■ Task description
Quote the whole listing exactly. Leave the pictures out of your copy.

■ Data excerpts
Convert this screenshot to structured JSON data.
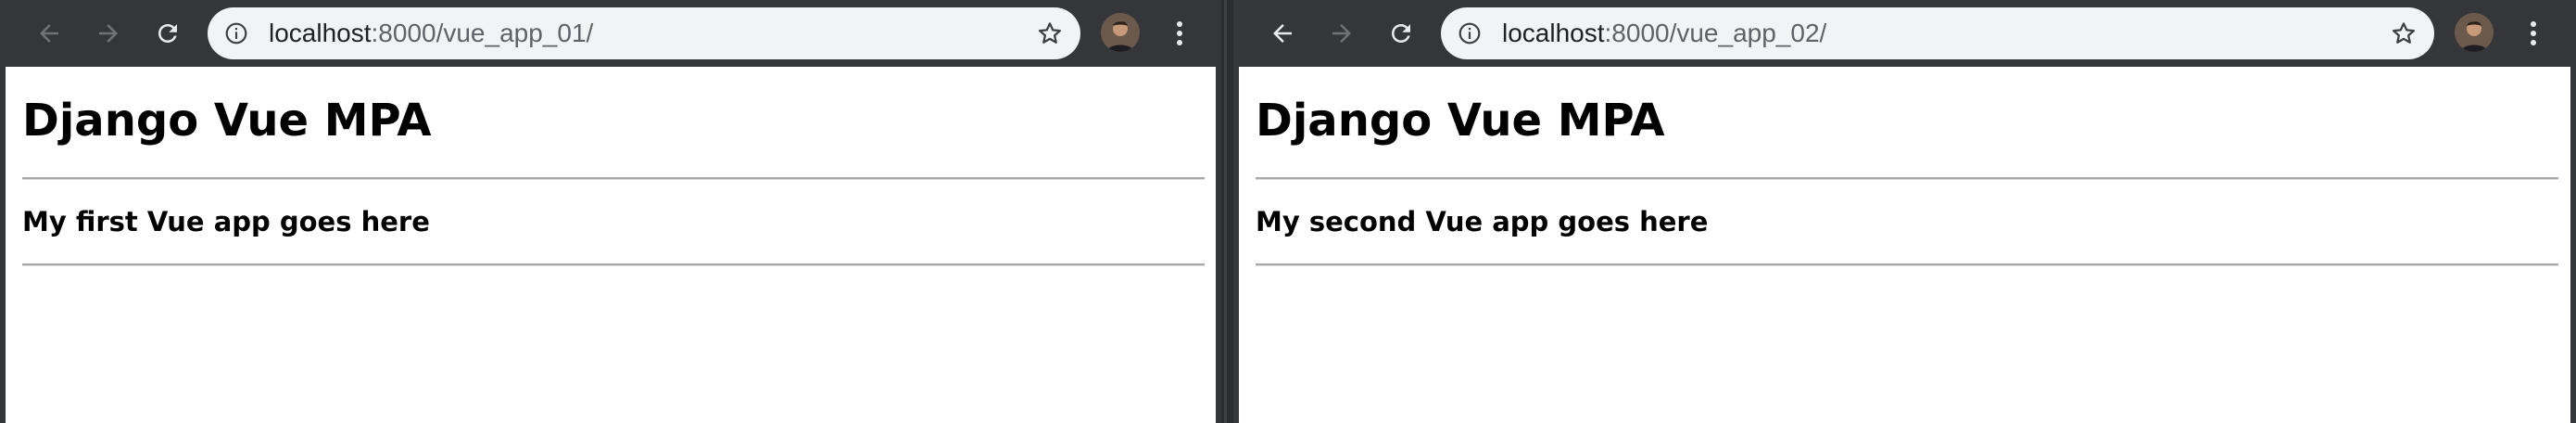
{
  "windows": [
    {
      "url_host": "localhost",
      "url_rest": ":8000/vue_app_01/",
      "page_title": "Django Vue MPA",
      "app_text": "My first Vue app goes here"
    },
    {
      "url_host": "localhost",
      "url_rest": ":8000/vue_app_02/",
      "page_title": "Django Vue MPA",
      "app_text": "My second Vue app goes here"
    }
  ],
  "icons": {
    "back": "arrow-left-icon",
    "forward": "arrow-right-icon",
    "reload": "reload-icon",
    "info": "info-icon",
    "bookmark": "star-icon",
    "profile": "avatar",
    "menu": "kebab-menu-icon"
  },
  "colors": {
    "toolbar": "#35363a",
    "omnibox": "#f1f3f4",
    "icon_active": "#e8eaed",
    "icon_disabled": "#6f7276",
    "page_background": "#ffffff",
    "rule": "#a9a9a9"
  }
}
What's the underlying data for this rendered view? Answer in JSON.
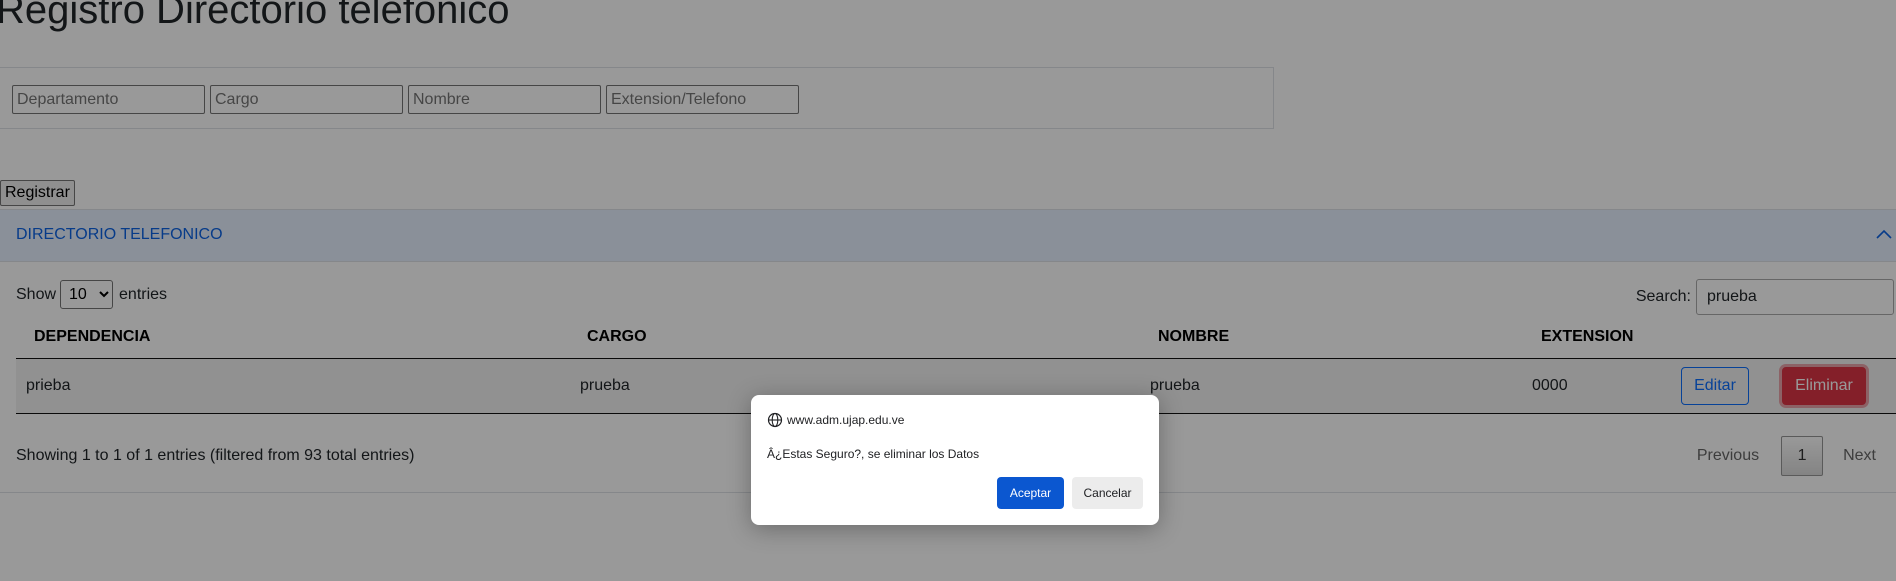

■ Problem solution
Convert this screenshot to structured JSON data.
{
  "windows": [
    {
      "url_host": "localhost",
      "url_rest": ":8000/vue_app_01/",
      "page_title": "Django Vue MPA",
      "app_text": "My first Vue app goes here"
    },
    {
      "url_host": "localhost",
      "url_rest": ":8000/vue_app_02/",
      "page_title": "Django Vue MPA",
      "app_text": "My second Vue app goes here"
    }
  ],
  "icons": {
    "back": "arrow-left-icon",
    "forward": "arrow-right-icon",
    "reload": "reload-icon",
    "info": "info-icon",
    "bookmark": "star-icon",
    "profile": "avatar",
    "menu": "kebab-menu-icon"
  },
  "colors": {
    "toolbar": "#35363a",
    "omnibox": "#f1f3f4",
    "icon_active": "#e8eaed",
    "icon_disabled": "#6f7276",
    "page_background": "#ffffff",
    "rule": "#a9a9a9"
  }
}
What's the underlying data for this rendered view? Answer in JSON.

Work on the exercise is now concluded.